• _ENTRIES SUPPLIED_:
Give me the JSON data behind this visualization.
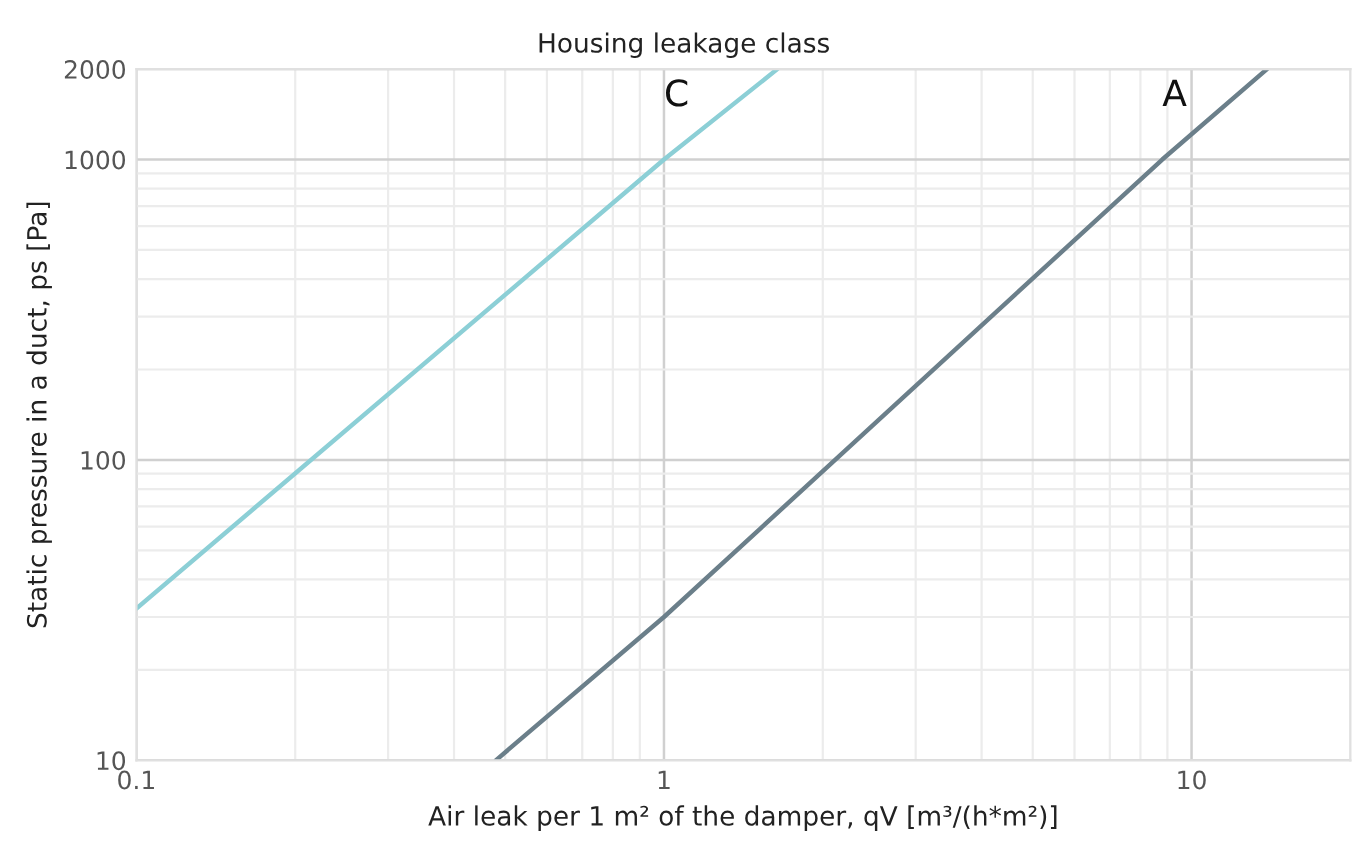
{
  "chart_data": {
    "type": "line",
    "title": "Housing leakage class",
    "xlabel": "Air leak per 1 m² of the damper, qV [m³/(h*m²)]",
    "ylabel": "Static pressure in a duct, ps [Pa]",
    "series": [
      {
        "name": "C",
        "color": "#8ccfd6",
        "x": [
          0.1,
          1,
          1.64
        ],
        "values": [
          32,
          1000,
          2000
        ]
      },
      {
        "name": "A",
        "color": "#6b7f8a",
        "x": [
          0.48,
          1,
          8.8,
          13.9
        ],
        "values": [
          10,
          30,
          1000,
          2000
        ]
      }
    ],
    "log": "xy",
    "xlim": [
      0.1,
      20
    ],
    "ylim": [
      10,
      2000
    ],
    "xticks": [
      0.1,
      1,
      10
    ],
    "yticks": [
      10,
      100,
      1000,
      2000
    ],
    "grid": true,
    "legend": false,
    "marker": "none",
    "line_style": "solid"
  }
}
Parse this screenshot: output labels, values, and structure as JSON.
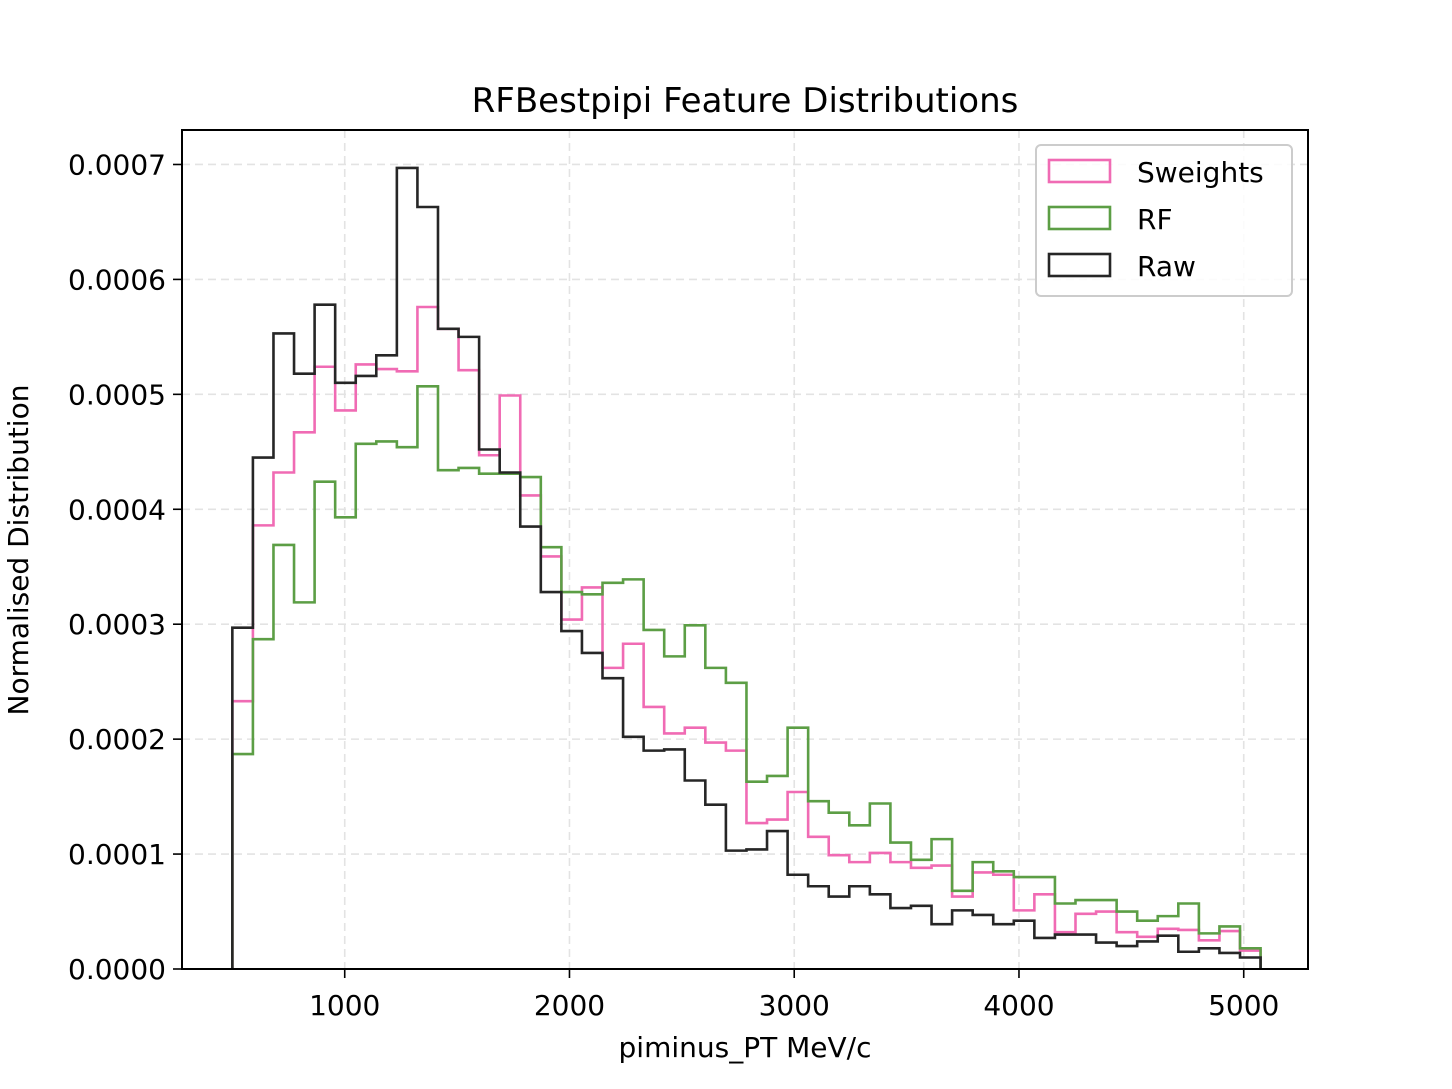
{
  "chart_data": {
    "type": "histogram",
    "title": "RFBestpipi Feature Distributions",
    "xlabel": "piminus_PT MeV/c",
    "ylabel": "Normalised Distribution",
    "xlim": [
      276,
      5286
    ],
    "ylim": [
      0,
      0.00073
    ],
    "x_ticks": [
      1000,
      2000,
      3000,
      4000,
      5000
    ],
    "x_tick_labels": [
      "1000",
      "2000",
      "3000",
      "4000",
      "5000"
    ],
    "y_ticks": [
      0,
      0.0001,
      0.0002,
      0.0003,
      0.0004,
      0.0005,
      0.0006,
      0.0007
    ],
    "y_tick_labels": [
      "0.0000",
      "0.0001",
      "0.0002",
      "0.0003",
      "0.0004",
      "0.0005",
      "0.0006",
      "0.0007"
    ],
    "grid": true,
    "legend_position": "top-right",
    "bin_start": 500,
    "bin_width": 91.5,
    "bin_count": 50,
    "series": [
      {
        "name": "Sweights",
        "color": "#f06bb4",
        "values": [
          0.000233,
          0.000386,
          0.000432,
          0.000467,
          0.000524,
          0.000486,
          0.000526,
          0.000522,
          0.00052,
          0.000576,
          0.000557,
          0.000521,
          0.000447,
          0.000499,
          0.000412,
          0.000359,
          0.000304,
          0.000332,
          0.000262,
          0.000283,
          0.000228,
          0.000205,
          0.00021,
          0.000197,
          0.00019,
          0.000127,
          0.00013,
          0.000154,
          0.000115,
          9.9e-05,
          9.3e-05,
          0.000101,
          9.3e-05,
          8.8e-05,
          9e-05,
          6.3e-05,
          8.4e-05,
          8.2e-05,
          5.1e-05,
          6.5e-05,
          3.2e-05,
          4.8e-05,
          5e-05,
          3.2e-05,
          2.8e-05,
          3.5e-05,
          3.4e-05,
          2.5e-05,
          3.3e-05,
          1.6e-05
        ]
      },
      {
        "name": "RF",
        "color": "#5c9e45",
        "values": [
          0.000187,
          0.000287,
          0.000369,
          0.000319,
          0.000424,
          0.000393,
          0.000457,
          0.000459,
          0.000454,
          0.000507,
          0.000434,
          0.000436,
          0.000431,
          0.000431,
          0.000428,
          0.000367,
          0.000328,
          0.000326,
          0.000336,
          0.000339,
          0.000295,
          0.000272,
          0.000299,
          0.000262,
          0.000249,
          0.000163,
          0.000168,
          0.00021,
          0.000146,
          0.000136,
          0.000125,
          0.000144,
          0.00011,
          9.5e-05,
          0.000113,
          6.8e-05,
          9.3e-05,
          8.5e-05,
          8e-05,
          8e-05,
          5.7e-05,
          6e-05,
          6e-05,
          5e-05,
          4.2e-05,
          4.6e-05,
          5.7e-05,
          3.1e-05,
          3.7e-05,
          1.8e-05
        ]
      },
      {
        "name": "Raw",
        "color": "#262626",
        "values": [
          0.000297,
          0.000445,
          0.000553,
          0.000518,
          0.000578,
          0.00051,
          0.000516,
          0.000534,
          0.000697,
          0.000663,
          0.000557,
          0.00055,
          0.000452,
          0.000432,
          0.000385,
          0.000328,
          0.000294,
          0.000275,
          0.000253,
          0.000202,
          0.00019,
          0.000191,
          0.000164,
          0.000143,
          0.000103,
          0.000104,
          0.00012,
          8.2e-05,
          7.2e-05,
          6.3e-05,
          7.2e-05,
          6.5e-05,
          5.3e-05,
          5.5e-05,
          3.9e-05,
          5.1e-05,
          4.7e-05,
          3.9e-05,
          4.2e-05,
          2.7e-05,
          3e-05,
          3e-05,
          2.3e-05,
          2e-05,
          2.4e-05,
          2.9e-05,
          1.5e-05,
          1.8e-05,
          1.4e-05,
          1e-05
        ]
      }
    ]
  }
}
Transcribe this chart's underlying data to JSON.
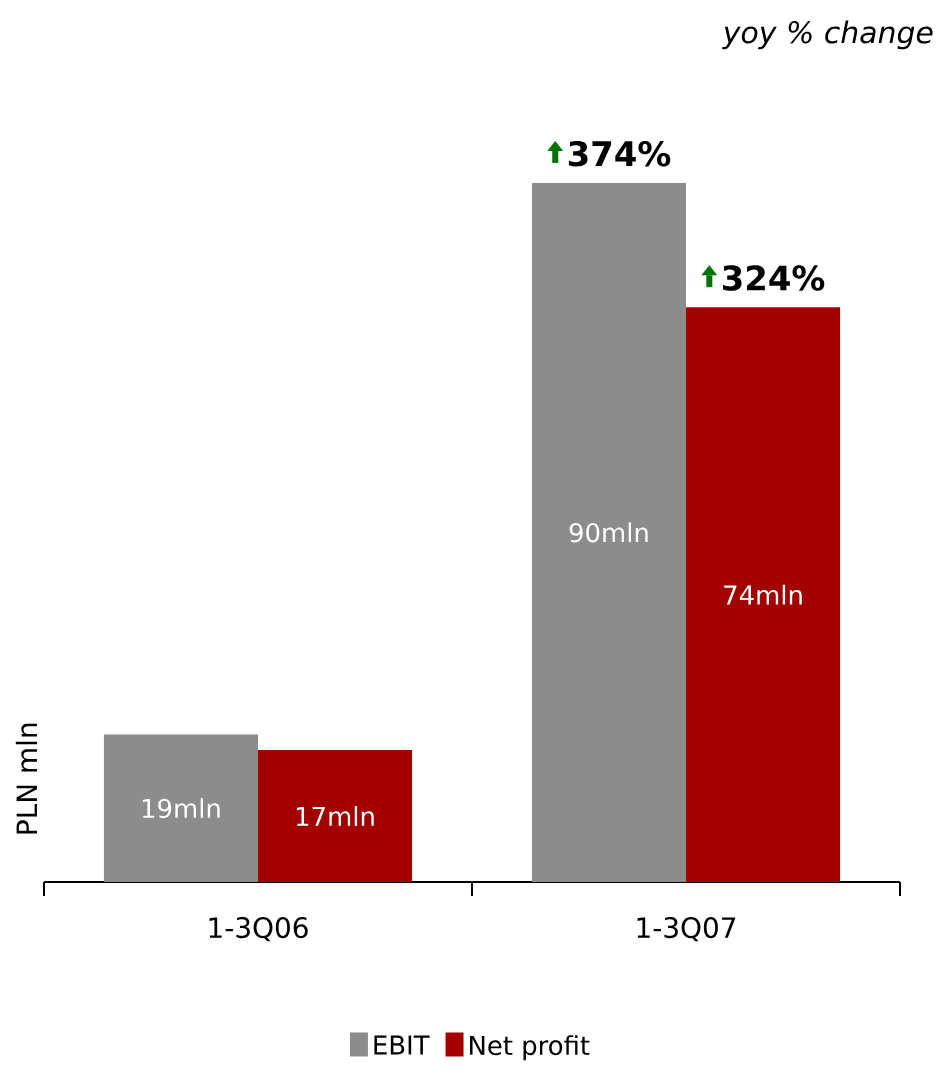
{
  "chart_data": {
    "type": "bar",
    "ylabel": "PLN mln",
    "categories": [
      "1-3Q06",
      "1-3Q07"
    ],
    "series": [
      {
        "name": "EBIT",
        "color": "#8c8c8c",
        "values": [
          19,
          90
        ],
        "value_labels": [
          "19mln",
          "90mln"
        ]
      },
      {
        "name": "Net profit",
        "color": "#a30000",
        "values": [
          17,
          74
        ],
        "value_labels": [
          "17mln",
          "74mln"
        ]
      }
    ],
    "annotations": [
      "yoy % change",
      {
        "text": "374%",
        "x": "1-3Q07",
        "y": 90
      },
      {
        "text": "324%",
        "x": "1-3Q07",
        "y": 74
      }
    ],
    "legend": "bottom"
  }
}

• _WHAT THE TASK ASKS_:
Wherever "this" shows up in a line, copy that line.

• _COMPLETE OUTPUT_:
Give me the JSON data behind this visualization.
Parse this screenshot: output labels, values, and structure as JSON.
Transcribe this chart's underlying data to JSON.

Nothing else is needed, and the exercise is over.